Input material:
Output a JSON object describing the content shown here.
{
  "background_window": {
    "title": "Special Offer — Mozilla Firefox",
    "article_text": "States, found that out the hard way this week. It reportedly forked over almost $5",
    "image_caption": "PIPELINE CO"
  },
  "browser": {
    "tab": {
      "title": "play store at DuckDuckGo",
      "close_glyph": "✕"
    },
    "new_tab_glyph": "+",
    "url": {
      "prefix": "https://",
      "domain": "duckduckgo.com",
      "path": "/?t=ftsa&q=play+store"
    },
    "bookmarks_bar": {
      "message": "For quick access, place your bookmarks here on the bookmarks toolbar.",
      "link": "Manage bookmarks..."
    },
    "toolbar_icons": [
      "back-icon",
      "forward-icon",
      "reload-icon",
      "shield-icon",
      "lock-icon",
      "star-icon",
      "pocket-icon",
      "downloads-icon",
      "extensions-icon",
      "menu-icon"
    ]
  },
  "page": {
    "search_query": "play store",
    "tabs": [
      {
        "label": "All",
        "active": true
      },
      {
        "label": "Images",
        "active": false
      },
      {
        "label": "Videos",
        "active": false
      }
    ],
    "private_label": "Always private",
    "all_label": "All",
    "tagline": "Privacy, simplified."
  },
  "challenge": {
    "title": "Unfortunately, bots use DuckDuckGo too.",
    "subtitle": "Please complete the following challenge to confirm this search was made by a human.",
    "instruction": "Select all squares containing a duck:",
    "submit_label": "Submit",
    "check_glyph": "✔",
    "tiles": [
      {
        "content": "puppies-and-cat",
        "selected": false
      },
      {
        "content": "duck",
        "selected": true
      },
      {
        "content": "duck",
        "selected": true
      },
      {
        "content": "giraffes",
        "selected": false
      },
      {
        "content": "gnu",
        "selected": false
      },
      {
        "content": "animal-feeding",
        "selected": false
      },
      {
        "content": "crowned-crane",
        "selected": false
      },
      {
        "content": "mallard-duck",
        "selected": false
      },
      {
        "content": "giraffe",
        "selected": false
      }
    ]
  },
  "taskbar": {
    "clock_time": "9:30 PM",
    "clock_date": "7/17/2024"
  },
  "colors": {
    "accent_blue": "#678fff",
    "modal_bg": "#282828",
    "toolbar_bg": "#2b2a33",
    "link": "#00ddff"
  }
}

Exercise prompt: Show every line above in which the word "store" occurs.

Result:
      "title": "play store at DuckDuckGo",
      "path": "/?t=ftsa&q=play+store"
    "search_query": "play store",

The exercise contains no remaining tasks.